PROBLEM → Find the lines that hold the word "realizacji" and return them.

RECORDS →
[Start]
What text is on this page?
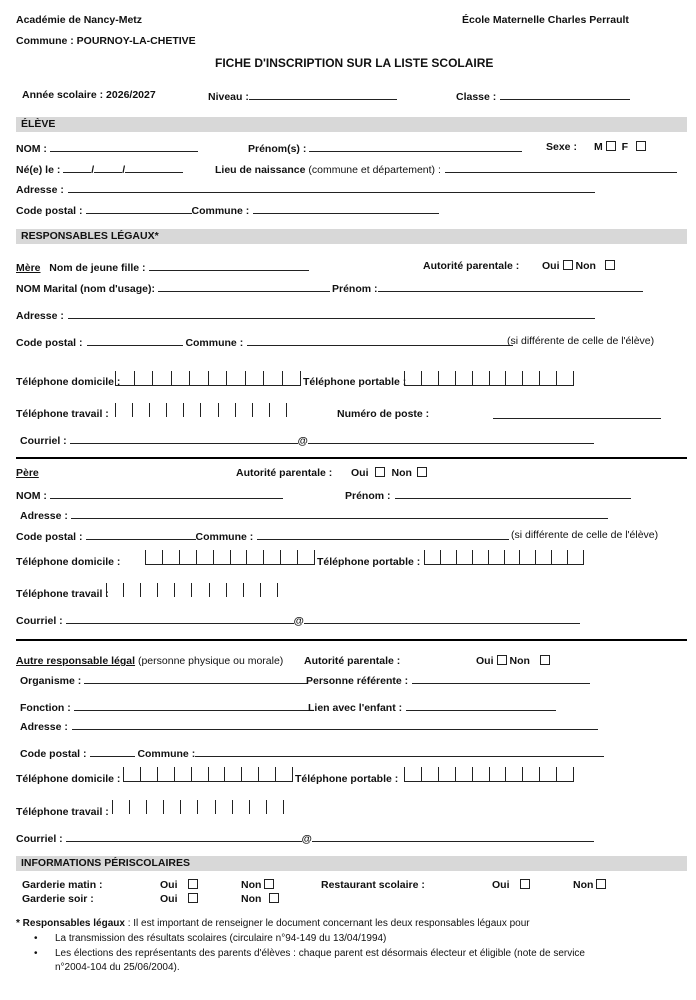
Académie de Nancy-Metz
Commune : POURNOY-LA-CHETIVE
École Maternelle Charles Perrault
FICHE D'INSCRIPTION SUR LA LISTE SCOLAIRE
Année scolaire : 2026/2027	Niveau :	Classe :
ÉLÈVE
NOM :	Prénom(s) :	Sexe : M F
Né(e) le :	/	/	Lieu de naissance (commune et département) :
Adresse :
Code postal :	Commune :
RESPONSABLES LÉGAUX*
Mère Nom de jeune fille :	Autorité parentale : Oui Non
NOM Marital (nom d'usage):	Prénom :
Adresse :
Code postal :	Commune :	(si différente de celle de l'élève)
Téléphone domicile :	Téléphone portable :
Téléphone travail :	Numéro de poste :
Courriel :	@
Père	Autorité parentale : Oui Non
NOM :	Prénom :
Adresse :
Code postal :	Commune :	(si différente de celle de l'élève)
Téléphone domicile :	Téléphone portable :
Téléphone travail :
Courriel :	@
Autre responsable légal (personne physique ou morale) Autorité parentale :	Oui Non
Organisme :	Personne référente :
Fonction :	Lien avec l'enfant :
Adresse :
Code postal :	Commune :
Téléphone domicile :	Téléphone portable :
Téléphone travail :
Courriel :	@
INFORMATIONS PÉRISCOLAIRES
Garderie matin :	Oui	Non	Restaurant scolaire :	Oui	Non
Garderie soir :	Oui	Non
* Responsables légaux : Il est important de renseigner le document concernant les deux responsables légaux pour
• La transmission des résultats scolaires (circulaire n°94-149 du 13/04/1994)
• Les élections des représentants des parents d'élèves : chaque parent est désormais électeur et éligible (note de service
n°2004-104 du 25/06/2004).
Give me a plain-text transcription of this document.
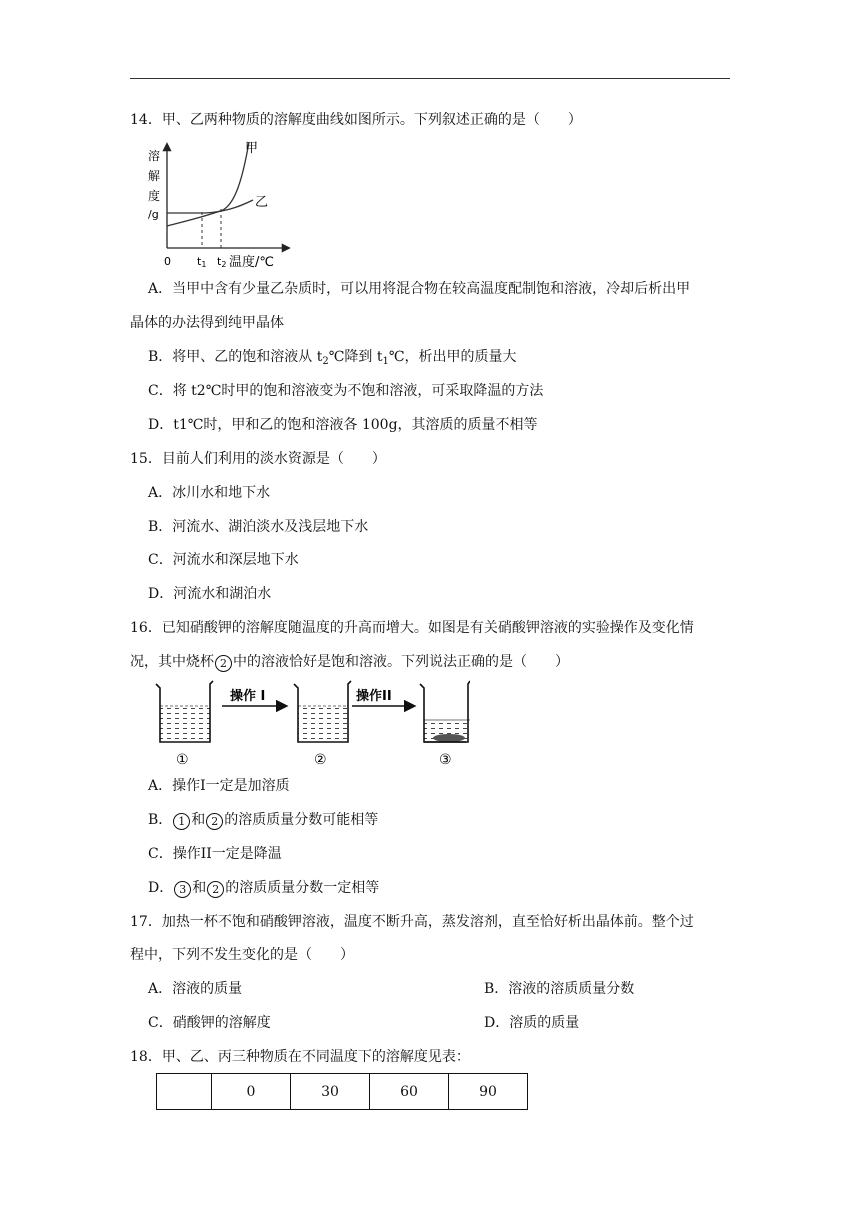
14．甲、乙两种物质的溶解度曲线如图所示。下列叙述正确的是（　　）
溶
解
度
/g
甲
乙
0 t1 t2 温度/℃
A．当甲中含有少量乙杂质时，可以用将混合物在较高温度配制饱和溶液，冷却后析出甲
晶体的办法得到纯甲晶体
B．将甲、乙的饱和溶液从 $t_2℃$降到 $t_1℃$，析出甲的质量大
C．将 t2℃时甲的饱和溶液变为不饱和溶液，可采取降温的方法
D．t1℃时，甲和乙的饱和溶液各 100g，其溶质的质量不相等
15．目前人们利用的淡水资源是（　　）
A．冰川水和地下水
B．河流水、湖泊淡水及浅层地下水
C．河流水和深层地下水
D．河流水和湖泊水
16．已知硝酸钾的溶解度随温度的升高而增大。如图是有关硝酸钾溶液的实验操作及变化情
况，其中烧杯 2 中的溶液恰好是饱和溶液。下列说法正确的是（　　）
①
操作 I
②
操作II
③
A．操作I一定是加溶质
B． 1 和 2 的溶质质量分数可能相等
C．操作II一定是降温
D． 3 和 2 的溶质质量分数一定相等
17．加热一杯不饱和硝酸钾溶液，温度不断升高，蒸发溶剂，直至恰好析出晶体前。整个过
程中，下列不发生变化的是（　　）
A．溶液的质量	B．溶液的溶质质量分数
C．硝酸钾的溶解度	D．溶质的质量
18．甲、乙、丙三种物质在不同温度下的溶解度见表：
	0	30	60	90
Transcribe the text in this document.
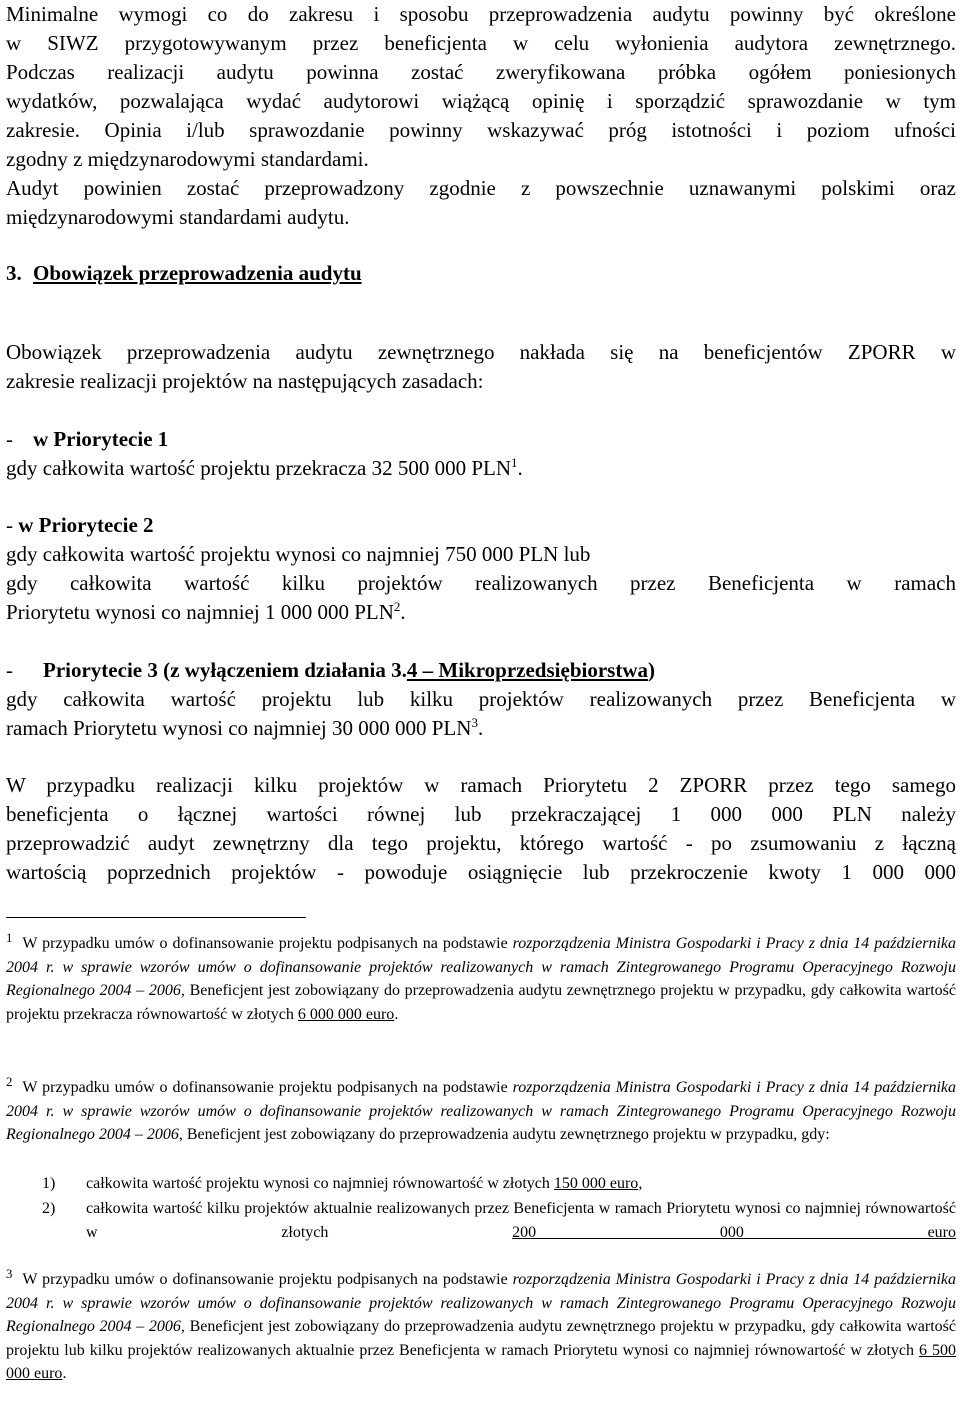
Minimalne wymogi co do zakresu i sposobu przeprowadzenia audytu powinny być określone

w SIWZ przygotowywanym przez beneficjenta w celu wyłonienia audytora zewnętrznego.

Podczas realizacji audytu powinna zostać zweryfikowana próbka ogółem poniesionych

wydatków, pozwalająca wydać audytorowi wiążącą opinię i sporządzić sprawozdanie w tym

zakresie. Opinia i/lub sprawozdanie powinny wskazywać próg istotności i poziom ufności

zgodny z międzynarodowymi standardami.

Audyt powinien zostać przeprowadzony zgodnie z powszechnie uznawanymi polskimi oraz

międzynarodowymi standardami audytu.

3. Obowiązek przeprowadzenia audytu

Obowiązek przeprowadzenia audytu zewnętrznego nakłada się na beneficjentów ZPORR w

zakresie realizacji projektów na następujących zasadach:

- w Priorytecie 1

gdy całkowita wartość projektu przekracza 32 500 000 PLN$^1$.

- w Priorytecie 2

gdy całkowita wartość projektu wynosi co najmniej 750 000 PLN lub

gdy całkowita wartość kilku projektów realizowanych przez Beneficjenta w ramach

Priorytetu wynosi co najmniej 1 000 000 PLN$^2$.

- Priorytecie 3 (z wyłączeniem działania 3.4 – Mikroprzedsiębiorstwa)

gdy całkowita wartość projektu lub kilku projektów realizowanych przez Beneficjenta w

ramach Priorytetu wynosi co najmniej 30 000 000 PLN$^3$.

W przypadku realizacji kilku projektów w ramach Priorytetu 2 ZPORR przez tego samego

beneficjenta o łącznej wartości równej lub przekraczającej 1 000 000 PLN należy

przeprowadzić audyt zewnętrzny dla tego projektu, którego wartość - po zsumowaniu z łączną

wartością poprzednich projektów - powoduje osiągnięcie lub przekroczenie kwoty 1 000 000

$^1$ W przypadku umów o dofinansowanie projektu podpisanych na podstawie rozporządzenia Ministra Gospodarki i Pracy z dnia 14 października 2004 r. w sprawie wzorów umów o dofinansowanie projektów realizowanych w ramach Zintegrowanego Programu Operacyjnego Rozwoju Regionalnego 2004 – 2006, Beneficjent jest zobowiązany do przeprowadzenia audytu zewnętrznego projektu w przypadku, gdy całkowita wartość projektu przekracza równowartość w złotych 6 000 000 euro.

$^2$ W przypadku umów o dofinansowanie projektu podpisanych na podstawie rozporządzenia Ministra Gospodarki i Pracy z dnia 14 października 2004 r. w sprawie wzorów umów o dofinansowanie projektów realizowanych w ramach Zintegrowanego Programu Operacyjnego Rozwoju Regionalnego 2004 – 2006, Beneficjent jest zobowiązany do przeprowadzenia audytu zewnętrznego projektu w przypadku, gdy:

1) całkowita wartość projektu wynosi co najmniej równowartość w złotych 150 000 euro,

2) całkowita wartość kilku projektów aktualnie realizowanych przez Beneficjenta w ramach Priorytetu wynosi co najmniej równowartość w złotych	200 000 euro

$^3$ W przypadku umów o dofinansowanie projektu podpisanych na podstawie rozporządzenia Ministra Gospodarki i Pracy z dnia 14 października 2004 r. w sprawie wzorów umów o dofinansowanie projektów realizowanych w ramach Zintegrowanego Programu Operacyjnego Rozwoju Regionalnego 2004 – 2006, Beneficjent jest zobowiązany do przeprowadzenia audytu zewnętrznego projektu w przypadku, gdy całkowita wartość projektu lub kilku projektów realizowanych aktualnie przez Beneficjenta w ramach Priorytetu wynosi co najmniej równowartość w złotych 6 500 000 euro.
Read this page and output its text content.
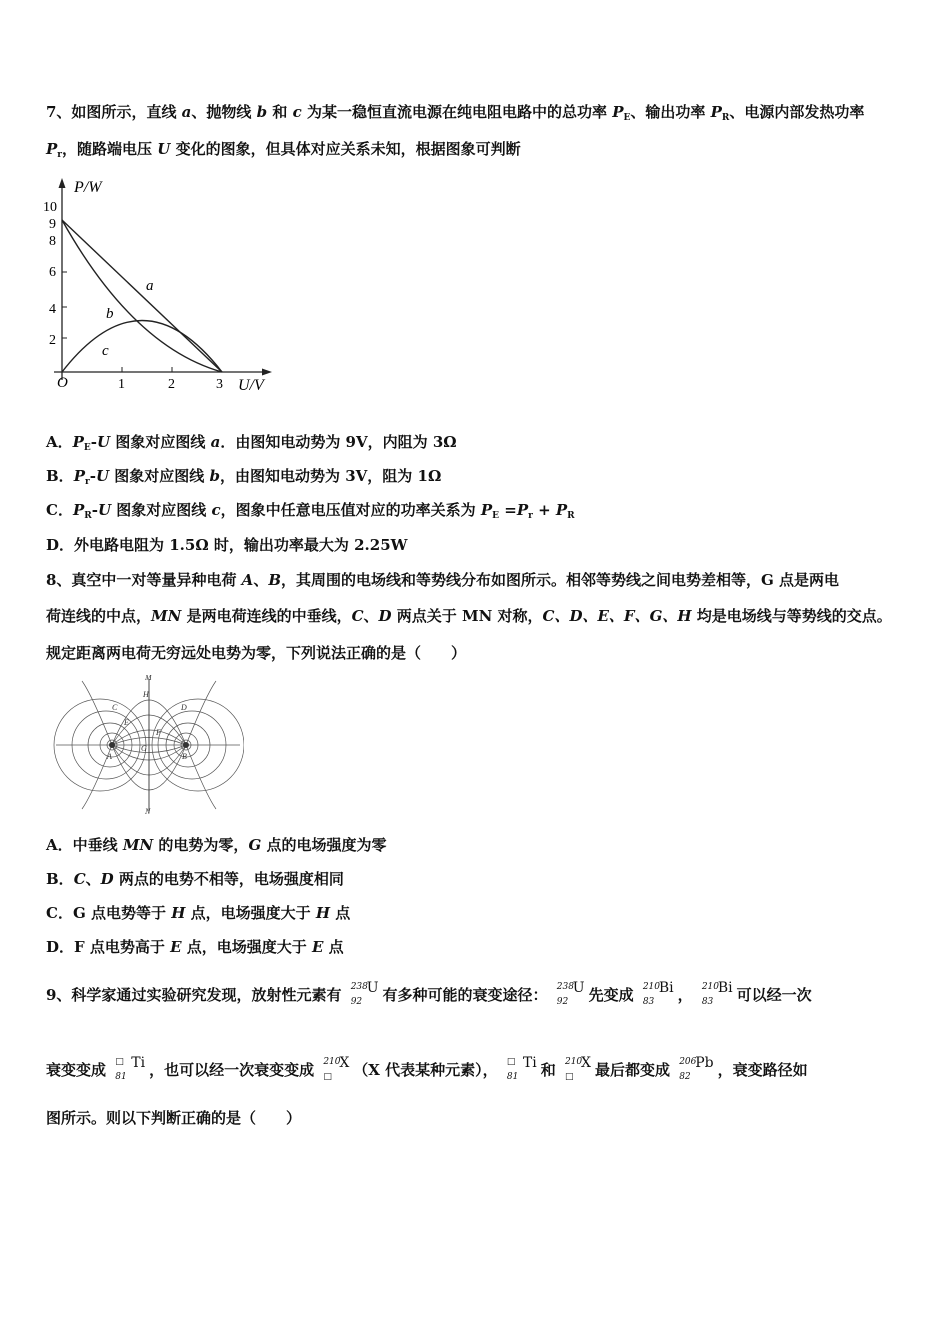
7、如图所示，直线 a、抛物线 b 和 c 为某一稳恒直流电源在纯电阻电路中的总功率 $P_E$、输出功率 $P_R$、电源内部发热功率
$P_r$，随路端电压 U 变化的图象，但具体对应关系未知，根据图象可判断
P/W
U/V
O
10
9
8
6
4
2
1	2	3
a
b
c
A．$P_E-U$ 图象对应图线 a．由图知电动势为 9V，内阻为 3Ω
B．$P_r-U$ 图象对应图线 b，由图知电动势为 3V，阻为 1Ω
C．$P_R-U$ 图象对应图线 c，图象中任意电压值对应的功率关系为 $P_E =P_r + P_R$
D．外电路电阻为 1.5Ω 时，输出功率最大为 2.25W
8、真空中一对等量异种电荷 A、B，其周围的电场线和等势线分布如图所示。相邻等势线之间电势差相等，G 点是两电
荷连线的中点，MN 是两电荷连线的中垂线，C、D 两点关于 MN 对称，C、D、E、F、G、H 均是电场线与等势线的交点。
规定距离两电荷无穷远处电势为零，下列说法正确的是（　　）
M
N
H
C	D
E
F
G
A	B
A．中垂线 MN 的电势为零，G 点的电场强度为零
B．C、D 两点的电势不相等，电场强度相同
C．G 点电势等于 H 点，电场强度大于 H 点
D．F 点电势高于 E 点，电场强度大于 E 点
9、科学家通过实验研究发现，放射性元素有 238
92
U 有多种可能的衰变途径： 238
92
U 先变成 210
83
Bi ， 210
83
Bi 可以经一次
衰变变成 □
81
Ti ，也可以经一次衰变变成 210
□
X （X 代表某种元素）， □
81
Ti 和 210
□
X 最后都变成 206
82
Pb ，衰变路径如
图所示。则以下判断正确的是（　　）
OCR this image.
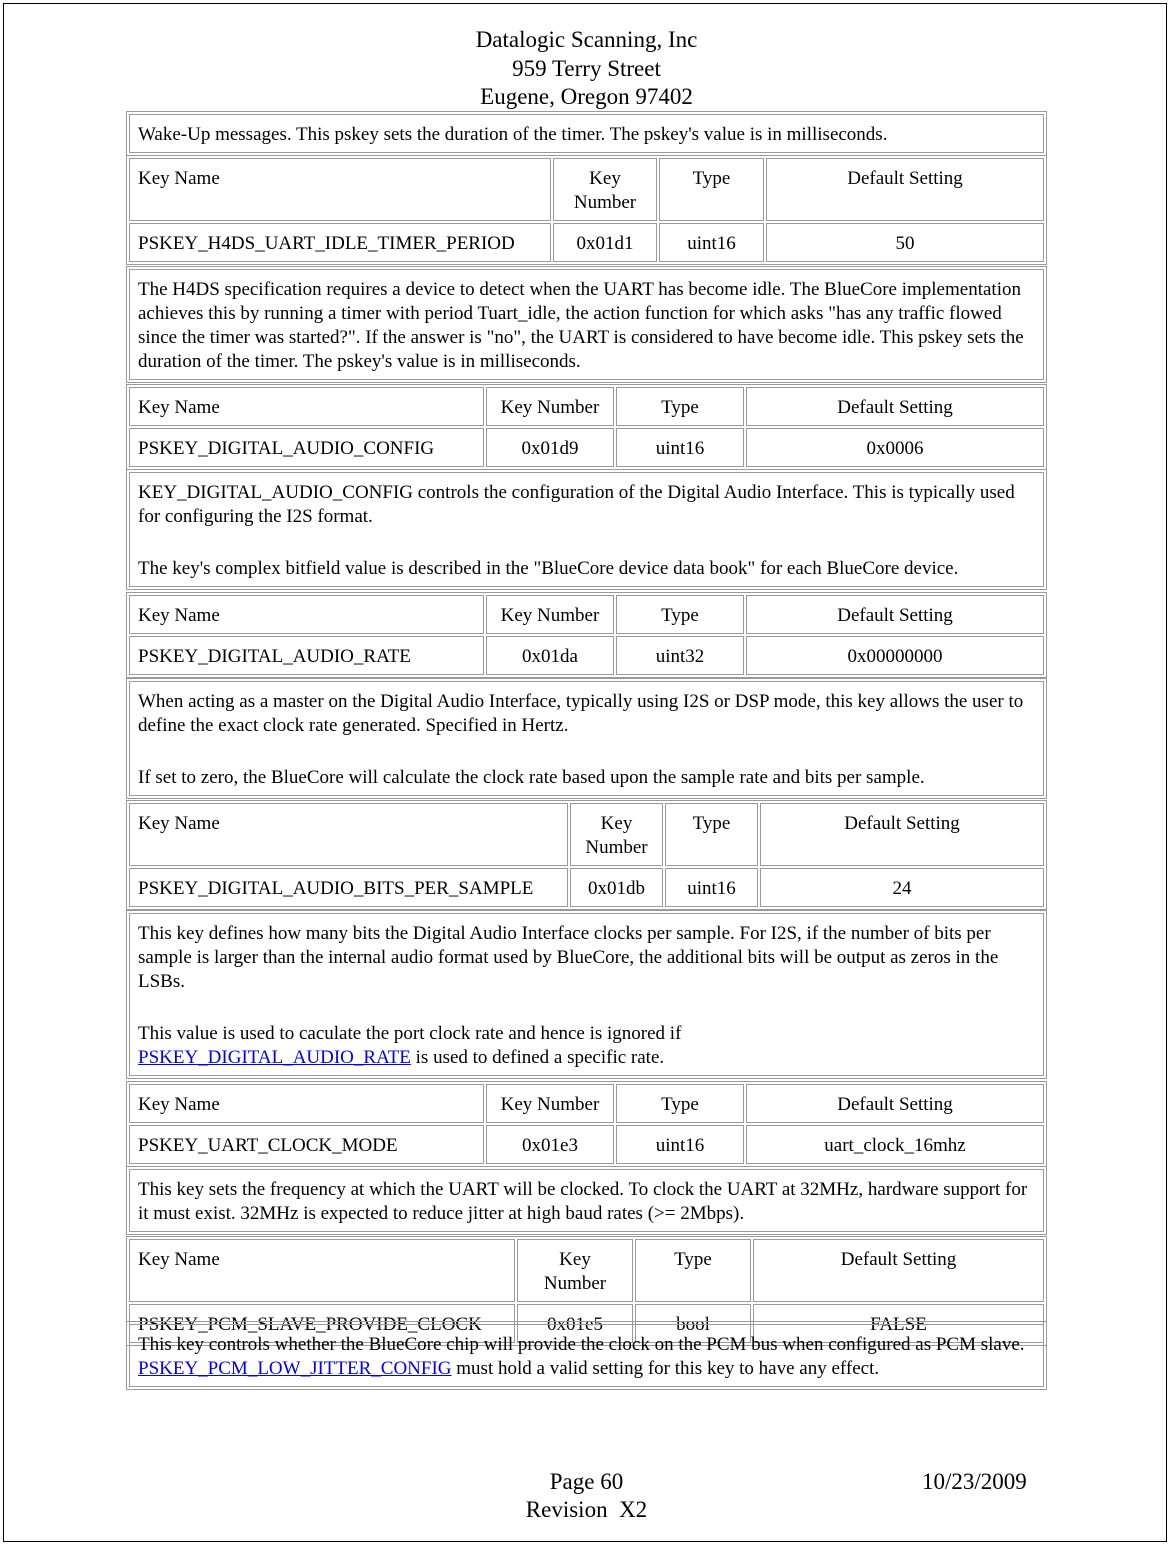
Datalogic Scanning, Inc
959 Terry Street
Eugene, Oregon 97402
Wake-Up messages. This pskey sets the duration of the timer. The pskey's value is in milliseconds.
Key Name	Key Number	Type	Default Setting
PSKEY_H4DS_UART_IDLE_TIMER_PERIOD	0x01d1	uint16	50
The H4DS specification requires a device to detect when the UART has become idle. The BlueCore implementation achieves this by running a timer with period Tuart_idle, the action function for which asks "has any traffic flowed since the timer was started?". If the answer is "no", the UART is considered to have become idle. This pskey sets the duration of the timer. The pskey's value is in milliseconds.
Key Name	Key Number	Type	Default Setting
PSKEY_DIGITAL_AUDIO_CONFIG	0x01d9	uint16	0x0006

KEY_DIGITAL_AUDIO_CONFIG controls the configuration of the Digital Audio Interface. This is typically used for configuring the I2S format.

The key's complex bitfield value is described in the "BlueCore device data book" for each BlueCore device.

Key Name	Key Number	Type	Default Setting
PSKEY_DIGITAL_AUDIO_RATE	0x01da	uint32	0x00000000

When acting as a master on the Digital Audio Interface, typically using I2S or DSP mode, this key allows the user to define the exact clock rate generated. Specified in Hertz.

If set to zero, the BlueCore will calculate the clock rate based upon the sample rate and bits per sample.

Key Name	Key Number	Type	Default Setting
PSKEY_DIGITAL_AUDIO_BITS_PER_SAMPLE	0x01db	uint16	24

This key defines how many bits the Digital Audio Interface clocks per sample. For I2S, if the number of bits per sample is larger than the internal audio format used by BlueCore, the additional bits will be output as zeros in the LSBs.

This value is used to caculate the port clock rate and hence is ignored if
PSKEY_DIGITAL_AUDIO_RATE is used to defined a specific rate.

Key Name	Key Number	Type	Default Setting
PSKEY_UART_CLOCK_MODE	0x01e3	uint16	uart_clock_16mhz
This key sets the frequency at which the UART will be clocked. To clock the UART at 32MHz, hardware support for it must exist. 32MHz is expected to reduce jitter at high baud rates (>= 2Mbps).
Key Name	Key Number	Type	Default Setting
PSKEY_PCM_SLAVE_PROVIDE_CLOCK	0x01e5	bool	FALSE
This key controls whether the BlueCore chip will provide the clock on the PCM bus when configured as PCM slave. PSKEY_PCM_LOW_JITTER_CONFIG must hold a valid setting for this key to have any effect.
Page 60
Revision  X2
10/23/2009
[End]
WORKED SOLUTION →
Podczas realizacji audytu powinna zostać zweryfikowana próbka ogółem poniesionych
zakresie realizacji projektów na następujących zasadach:
W przypadku realizacji kilku projektów w ramach Priorytetu 2 ZPORR przez tego samego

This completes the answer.